(Dataset items)

-- start --

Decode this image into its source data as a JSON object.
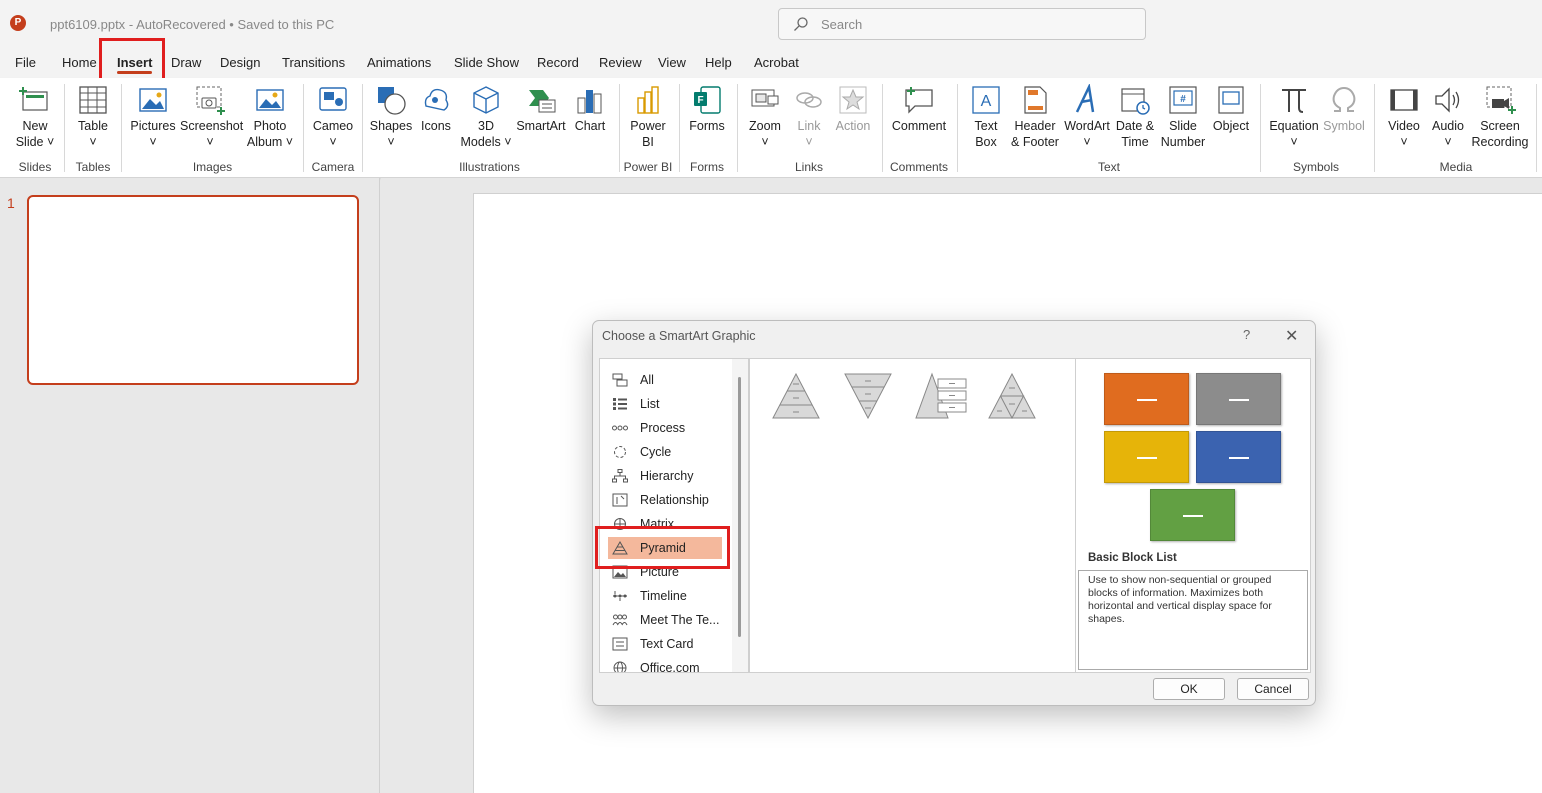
{
  "titlebar": {
    "file_name": "ppt6109.pptx",
    "separator": "-",
    "status": "AutoRecovered • Saved to this PC",
    "search_placeholder": "Search"
  },
  "menu_tabs": [
    "File",
    "Home",
    "Insert",
    "Draw",
    "Design",
    "Transitions",
    "Animations",
    "Slide Show",
    "Record",
    "Review",
    "View",
    "Help",
    "Acrobat"
  ],
  "active_tab": "Insert",
  "ribbon": {
    "groups": {
      "slides": "Slides",
      "tables": "Tables",
      "images": "Images",
      "camera": "Camera",
      "illustrations": "Illustrations",
      "powerbi": "Power BI",
      "forms": "Forms",
      "links": "Links",
      "comments": "Comments",
      "text": "Text",
      "symbols": "Symbols",
      "media": "Media"
    },
    "buttons": {
      "new_slide": [
        "New",
        "Slide ˅"
      ],
      "table": [
        "Table",
        "˅"
      ],
      "pictures": [
        "Pictures",
        "˅"
      ],
      "screenshot": [
        "Screenshot",
        "˅"
      ],
      "photo_album": [
        "Photo",
        "Album ˅"
      ],
      "cameo": [
        "Cameo",
        "˅"
      ],
      "shapes": [
        "Shapes",
        "˅"
      ],
      "icons": [
        "Icons"
      ],
      "models_3d": [
        "3D",
        "Models ˅"
      ],
      "smartart": [
        "SmartArt"
      ],
      "chart": [
        "Chart"
      ],
      "power_bi": [
        "Power",
        "BI"
      ],
      "forms": [
        "Forms"
      ],
      "zoom": [
        "Zoom",
        "˅"
      ],
      "link": [
        "Link",
        "˅"
      ],
      "action": [
        "Action"
      ],
      "comment": [
        "Comment"
      ],
      "text_box": [
        "Text",
        "Box"
      ],
      "header_footer": [
        "Header",
        "& Footer"
      ],
      "wordart": [
        "WordArt",
        "˅"
      ],
      "date_time": [
        "Date &",
        "Time"
      ],
      "slide_number": [
        "Slide",
        "Number"
      ],
      "object": [
        "Object"
      ],
      "equation": [
        "Equation",
        "˅"
      ],
      "symbol": [
        "Symbol"
      ],
      "video": [
        "Video",
        "˅"
      ],
      "audio": [
        "Audio",
        "˅"
      ],
      "screen_recording": [
        "Screen",
        "Recording"
      ]
    }
  },
  "thumbnails": {
    "slide_number": "1"
  },
  "dialog": {
    "title": "Choose a SmartArt Graphic",
    "help": "?",
    "close": "✕",
    "categories": [
      "All",
      "List",
      "Process",
      "Cycle",
      "Hierarchy",
      "Relationship",
      "Matrix",
      "Pyramid",
      "Picture",
      "Timeline",
      "Meet The Te...",
      "Text Card",
      "Office.com"
    ],
    "selected_category": "Pyramid",
    "preview": {
      "name": "Basic Block List",
      "description": "Use to show non-sequential or grouped blocks of information. Maximizes both horizontal and vertical display space for shapes.",
      "block_colors": [
        "#e06c1f",
        "#8c8c8c",
        "#e6b409",
        "#3b63b0",
        "#62a043"
      ]
    },
    "ok": "OK",
    "cancel": "Cancel"
  },
  "colors": {
    "accent": "#c43e1c",
    "highlight_box": "#e01e1e",
    "selected_bg": "#f4b89c"
  }
}
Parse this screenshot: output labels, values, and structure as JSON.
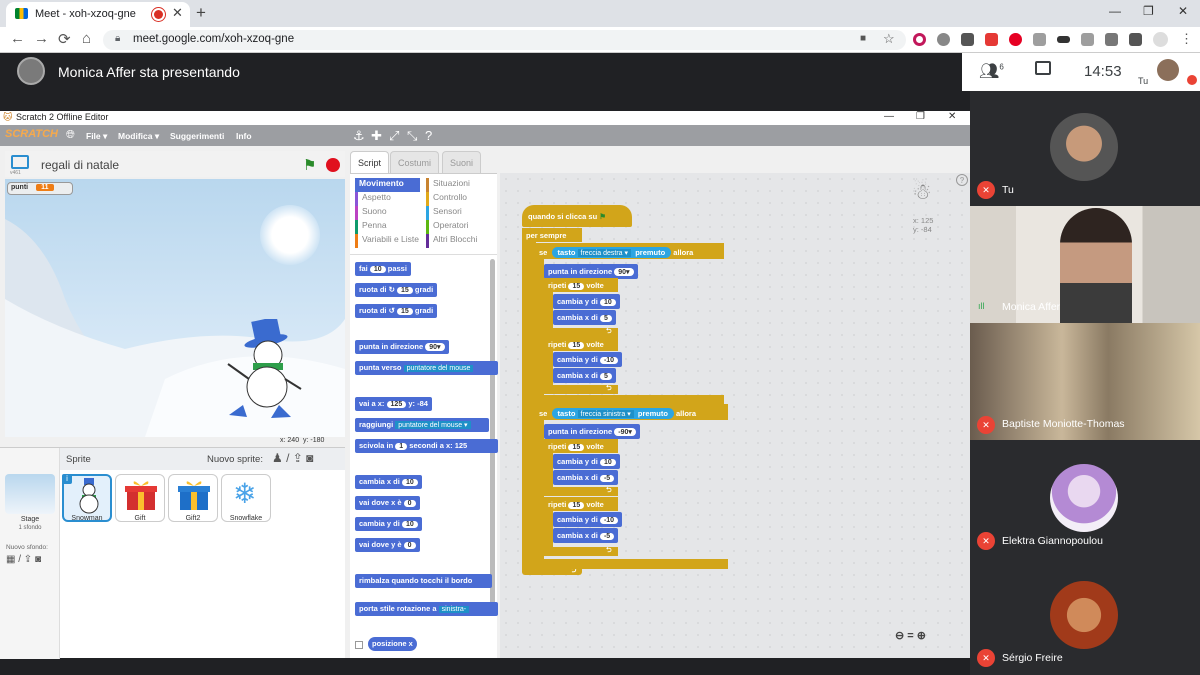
{
  "browser": {
    "tab_title": "Meet - xoh-xzoq-gne",
    "tab_close": "✕",
    "new_tab": "+",
    "url": "meet.google.com/xoh-xzoq-gne",
    "window_controls": [
      "—",
      "❐",
      "✕"
    ],
    "nav": [
      "←",
      "→",
      "⟳",
      "⌂"
    ]
  },
  "meet": {
    "presenting_text": "Monica Affer sta presentando",
    "participant_count": "6",
    "clock": "14:53",
    "self_label": "Tu",
    "participants": [
      {
        "name": "Tu",
        "muted": true
      },
      {
        "name": "Monica Affer",
        "muted": false
      },
      {
        "name": "Baptiste Moniotte-Thomas",
        "muted": true
      },
      {
        "name": "Elektra Giannopoulou",
        "muted": true
      },
      {
        "name": "Sérgio Freire",
        "muted": true
      }
    ]
  },
  "scratch": {
    "window_title": "Scratch 2 Offline Editor",
    "logo": "SCRATCH",
    "menus": [
      "File ▾",
      "Modifica ▾",
      "Suggerimenti",
      "Info"
    ],
    "project_name": "regali di natale",
    "version": "v461",
    "variable": {
      "name": "punti",
      "value": "11"
    },
    "stage_coords": {
      "x_label": "x:",
      "x": "240",
      "y_label": "y:",
      "y": "-180"
    },
    "sprite_header": "Sprite",
    "new_sprite": "Nuovo sprite:",
    "stage_label": "Stage",
    "stage_sub": "1 sfondo",
    "new_backdrop": "Nuovo sfondo:",
    "sprites": [
      "Snowman",
      "Gift",
      "Gift2",
      "Snowflake"
    ],
    "tabs": [
      "Script",
      "Costumi",
      "Suoni"
    ],
    "categories_left": [
      "Movimento",
      "Aspetto",
      "Suono",
      "Penna",
      "Variabili e Liste"
    ],
    "categories_right": [
      "Situazioni",
      "Controllo",
      "Sensori",
      "Operatori",
      "Altri Blocchi"
    ],
    "category_colors": {
      "Movimento": "#4a6cd4",
      "Aspetto": "#8a55d7",
      "Suono": "#bb42c3",
      "Penna": "#0e9a6c",
      "Variabili e Liste": "#ee7d16",
      "Situazioni": "#c88330",
      "Controllo": "#e1a91a",
      "Sensori": "#2ca5e2",
      "Operatori": "#5cb712",
      "Altri Blocchi": "#632d99"
    },
    "palette_blocks": [
      {
        "text": "fai",
        "input": "10",
        "suffix": "passi"
      },
      {
        "text": "ruota di ↻",
        "input": "15",
        "suffix": "gradi"
      },
      {
        "text": "ruota di ↺",
        "input": "15",
        "suffix": "gradi"
      },
      {
        "text": "punta in direzione",
        "input": "90▾",
        "suffix": ""
      },
      {
        "text": "punta verso",
        "input": "puntatore del mouse",
        "suffix": ""
      },
      {
        "text": "vai a x:",
        "input": "125",
        "suffix": "y: -84"
      },
      {
        "text": "raggiungi",
        "input": "puntatore del mouse ▾",
        "suffix": ""
      },
      {
        "text": "scivola in",
        "input": "1",
        "suffix": "secondi a x: 125"
      },
      {
        "text": "cambia x di",
        "input": "10",
        "suffix": ""
      },
      {
        "text": "vai dove x è",
        "input": "0",
        "suffix": ""
      },
      {
        "text": "cambia y di",
        "input": "10",
        "suffix": ""
      },
      {
        "text": "vai dove y è",
        "input": "0",
        "suffix": ""
      },
      {
        "text": "rimbalza quando tocchi il bordo",
        "input": "",
        "suffix": ""
      },
      {
        "text": "porta stile rotazione a",
        "input": "sinistra-",
        "suffix": ""
      },
      {
        "text": "posizione x",
        "input": "",
        "suffix": ""
      }
    ],
    "sprite_xy": {
      "x": "x: 125",
      "y": "y: -84"
    },
    "script": {
      "hat": "quando si clicca su",
      "forever": "per sempre",
      "if1": {
        "kw": "se",
        "sensor": "tasto",
        "key": "freccia destra ▾",
        "pressed": "premuto",
        "then": "allora",
        "point": "punta in direzione",
        "dir": "90▾",
        "rep1": {
          "label": "ripeti",
          "n": "15",
          "volte": "volte",
          "a": "cambia y di",
          "av": "10",
          "b": "cambia x di",
          "bv": "5"
        },
        "rep2": {
          "label": "ripeti",
          "n": "15",
          "volte": "volte",
          "a": "cambia y di",
          "av": "-10",
          "b": "cambia x di",
          "bv": "5"
        }
      },
      "if2": {
        "kw": "se",
        "sensor": "tasto",
        "key": "freccia sinistra ▾",
        "pressed": "premuto",
        "then": "allora",
        "point": "punta in direzione",
        "dir": "-90▾",
        "rep1": {
          "label": "ripeti",
          "n": "15",
          "volte": "volte",
          "a": "cambia y di",
          "av": "10",
          "b": "cambia x di",
          "bv": "-5"
        },
        "rep2": {
          "label": "ripeti",
          "n": "15",
          "volte": "volte",
          "a": "cambia y di",
          "av": "-10",
          "b": "cambia x di",
          "bv": "-5"
        }
      }
    },
    "zoom": [
      "⊖",
      "=",
      "⊕"
    ]
  }
}
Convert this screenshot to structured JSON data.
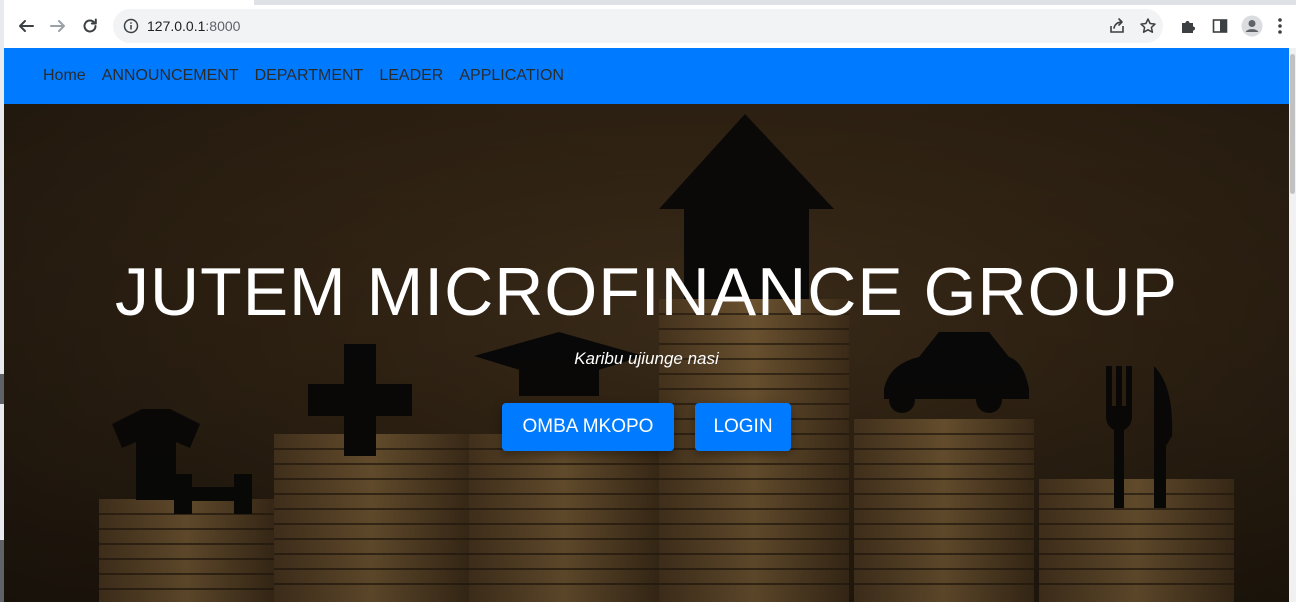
{
  "browser": {
    "url_host": "127.0.0.1",
    "url_port": ":8000",
    "icons": [
      "back-icon",
      "forward-icon",
      "reload-icon",
      "info-icon",
      "share-icon",
      "star-icon",
      "extensions-icon",
      "side-panel-icon",
      "profile-icon",
      "menu-icon"
    ]
  },
  "nav": {
    "brand_color": "#007bff",
    "items": [
      "Home",
      "ANNOUNCEMENT",
      "DEPARTMENT",
      "LEADER",
      "APPLICATION"
    ]
  },
  "hero": {
    "title": "JUTEM MICROFINANCE GROUP",
    "subtitle": "Karibu ujiunge nasi",
    "primary_button": "OMBA MKOPO",
    "login_button": "LOGIN",
    "button_color": "#007bff"
  }
}
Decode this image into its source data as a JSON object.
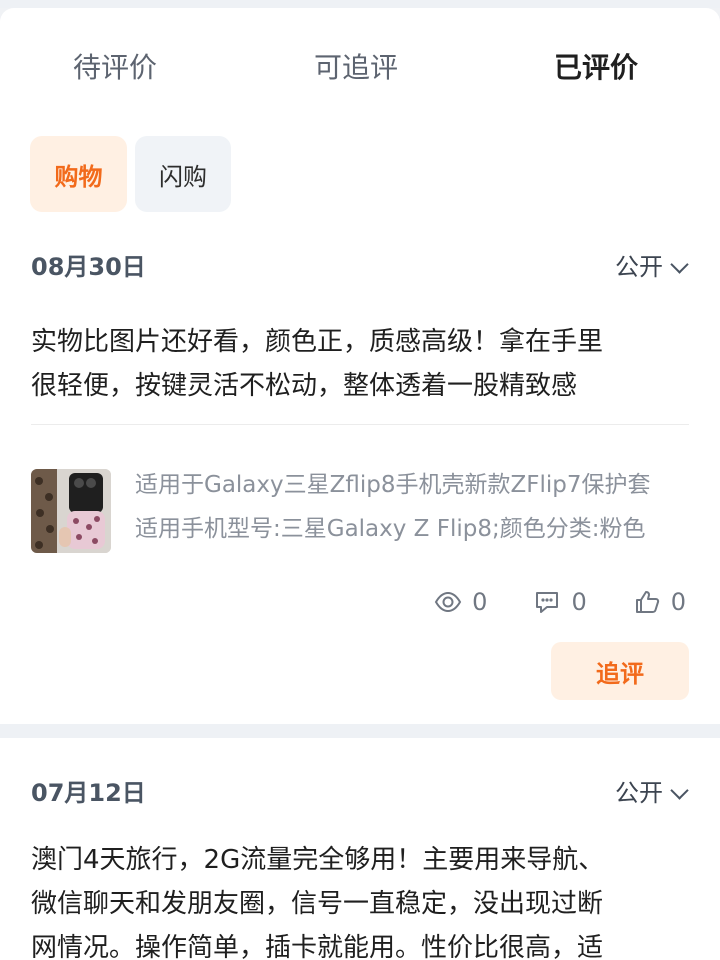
{
  "tabs": [
    {
      "label": "待评价"
    },
    {
      "label": "可追评"
    },
    {
      "label": "已评价"
    }
  ],
  "chips": [
    {
      "label": "购物"
    },
    {
      "label": "闪购"
    }
  ],
  "reviews": [
    {
      "date": "08月30日",
      "visibility": "公开",
      "text": "实物比图片还好看，颜色正，质感高级！拿在手里\n很轻便，按键灵活不松动，整体透着一股精致感",
      "product": {
        "title": "适用于Galaxy三星Zflip8手机壳新款ZFlip7保护套",
        "spec": "适用手机型号:三星Galaxy Z Flip8;颜色分类:粉色"
      },
      "stats": {
        "views": "0",
        "comments": "0",
        "likes": "0"
      },
      "followup_label": "追评"
    },
    {
      "date": "07月12日",
      "visibility": "公开",
      "text": "澳门4天旅行，2G流量完全够用！主要用来导航、\n微信聊天和发朋友圈，信号一直稳定，没出现过断\n网情况。操作简单，插卡就能用。性价比很高，适"
    }
  ],
  "colors": {
    "accent": "#f26a1b",
    "accent_bg": "#fff0e3",
    "page_bg": "#eef1f5"
  },
  "icons": [
    "eye-icon",
    "comment-icon",
    "thumbs-up-icon",
    "chevron-down-icon"
  ]
}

-- end --

Task requirements: Of the lines in this listing, report how many contain the string "Liste", and give the number only.

Worked answer: 2